## Exercise objective
Write out, precisely and in full, each line of the material.

━━ Dataset rows ━━

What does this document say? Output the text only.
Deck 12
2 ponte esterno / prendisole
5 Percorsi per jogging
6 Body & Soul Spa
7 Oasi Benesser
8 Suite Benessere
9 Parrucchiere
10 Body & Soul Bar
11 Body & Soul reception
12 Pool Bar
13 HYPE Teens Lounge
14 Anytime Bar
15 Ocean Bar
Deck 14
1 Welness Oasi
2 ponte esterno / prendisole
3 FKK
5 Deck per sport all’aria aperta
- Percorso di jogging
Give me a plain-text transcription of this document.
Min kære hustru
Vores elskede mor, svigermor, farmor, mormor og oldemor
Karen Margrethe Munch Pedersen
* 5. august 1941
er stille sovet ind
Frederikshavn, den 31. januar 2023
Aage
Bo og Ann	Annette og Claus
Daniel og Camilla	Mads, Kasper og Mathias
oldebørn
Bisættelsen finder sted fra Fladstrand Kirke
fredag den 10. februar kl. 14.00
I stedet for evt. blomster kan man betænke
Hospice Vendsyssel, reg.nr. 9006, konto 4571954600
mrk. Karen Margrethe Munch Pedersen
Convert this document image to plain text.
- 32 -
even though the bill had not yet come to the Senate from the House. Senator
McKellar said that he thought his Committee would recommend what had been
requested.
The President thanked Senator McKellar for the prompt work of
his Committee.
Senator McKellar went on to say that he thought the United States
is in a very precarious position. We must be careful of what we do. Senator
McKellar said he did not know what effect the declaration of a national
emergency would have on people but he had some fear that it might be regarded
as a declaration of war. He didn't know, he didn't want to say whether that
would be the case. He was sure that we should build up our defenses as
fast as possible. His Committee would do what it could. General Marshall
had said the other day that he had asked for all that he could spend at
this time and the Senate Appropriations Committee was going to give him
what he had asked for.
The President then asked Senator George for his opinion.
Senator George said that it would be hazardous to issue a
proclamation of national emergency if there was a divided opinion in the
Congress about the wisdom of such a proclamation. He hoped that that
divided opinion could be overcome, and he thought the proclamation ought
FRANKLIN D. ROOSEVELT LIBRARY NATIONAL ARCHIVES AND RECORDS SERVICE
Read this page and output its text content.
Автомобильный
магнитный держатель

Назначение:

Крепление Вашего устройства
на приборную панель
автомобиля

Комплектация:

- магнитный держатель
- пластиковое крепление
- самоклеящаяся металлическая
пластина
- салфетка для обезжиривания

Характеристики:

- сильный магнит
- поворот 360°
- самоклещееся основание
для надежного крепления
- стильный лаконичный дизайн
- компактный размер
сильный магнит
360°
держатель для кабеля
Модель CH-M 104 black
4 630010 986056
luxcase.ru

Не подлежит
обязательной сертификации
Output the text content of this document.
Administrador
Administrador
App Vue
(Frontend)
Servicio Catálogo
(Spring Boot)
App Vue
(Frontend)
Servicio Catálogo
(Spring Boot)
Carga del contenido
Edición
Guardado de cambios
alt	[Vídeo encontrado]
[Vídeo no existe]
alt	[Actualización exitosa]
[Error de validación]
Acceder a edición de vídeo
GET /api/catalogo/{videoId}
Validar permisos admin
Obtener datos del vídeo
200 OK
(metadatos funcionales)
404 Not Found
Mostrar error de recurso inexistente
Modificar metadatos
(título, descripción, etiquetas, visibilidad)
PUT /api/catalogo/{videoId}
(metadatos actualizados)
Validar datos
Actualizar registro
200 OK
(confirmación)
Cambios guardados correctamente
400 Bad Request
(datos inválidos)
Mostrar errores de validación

━━━

## Result
What does this document say? Output the text only.
Deck 12
2 ponte esterno / prendisole
5 Percorsi per jogging
6 Body & Soul Spa
7 Oasi Benesser
8 Suite Benessere
9 Parrucchiere
10 Body & Soul Bar
11 Body & Soul reception
12 Pool Bar
13 HYPE Teens Lounge
14 Anytime Bar
15 Ocean Bar
Deck 14
1 Welness Oasi
2 ponte esterno / prendisole
3 FKK
5 Deck per sport all’aria aperta
- Percorso di jogging
Give me a plain-text transcription of this document.
Min kære hustru
Vores elskede mor, svigermor, farmor, mormor og oldemor
Karen Margrethe Munch Pedersen
* 5. august 1941
er stille sovet ind
Frederikshavn, den 31. januar 2023
Aage
Bo og Ann	Annette og Claus
Daniel og Camilla	Mads, Kasper og Mathias
oldebørn
Bisættelsen finder sted fra Fladstrand Kirke
fredag den 10. februar kl. 14.00
I stedet for evt. blomster kan man betænke
Hospice Vendsyssel, reg.nr. 9006, konto 4571954600
mrk. Karen Margrethe Munch Pedersen
Convert this document image to plain text.
- 32 -
even though the bill had not yet come to the Senate from the House. Senator
McKellar said that he thought his Committee would recommend what had been
requested.
The President thanked Senator McKellar for the prompt work of
his Committee.
Senator McKellar went on to say that he thought the United States
is in a very precarious position. We must be careful of what we do. Senator
McKellar said he did not know what effect the declaration of a national
emergency would have on people but he had some fear that it might be regarded
as a declaration of war. He didn't know, he didn't want to say whether that
would be the case. He was sure that we should build up our defenses as
fast as possible. His Committee would do what it could. General Marshall
had said the other day that he had asked for all that he could spend at
this time and the Senate Appropriations Committee was going to give him
what he had asked for.
The President then asked Senator George for his opinion.
Senator George said that it would be hazardous to issue a
proclamation of national emergency if there was a divided opinion in the
Congress about the wisdom of such a proclamation. He hoped that that
divided opinion could be overcome, and he thought the proclamation ought
FRANKLIN D. ROOSEVELT LIBRARY NATIONAL ARCHIVES AND RECORDS SERVICE
Read this page and output its text content.
Автомобильный
магнитный держатель

Назначение:

Крепление Вашего устройства
на приборную панель
автомобиля

Комплектация:

- магнитный держатель
- пластиковое крепление
- самоклеящаяся металлическая
пластина
- салфетка для обезжиривания

Характеристики:

- сильный магнит
- поворот 360°
- самоклещееся основание
для надежного крепления
- стильный лаконичный дизайн
- компактный размер
сильный магнит
360°
держатель для кабеля
Модель CH-M 104 black
4 630010 986056
luxcase.ru

Не подлежит
обязательной сертификации
Output the text content of this document.
Administrador
Administrador
App Vue
(Frontend)
Servicio Catálogo
(Spring Boot)
App Vue
(Frontend)
Servicio Catálogo
(Spring Boot)
Carga del contenido
Edición
Guardado de cambios
alt	[Vídeo encontrado]
[Vídeo no existe]
alt	[Actualización exitosa]
[Error de validación]
Acceder a edición de vídeo
GET /api/catalogo/{videoId}
Validar permisos admin
Obtener datos del vídeo
200 OK
(metadatos funcionales)
404 Not Found
Mostrar error de recurso inexistente
Modificar metadatos
(título, descripción, etiquetas, visibilidad)
PUT /api/catalogo/{videoId}
(metadatos actualizados)
Validar datos
Actualizar registro
200 OK
(confirmación)
Cambios guardados correctamente
400 Bad Request
(datos inválidos)
Mostrar errores de validación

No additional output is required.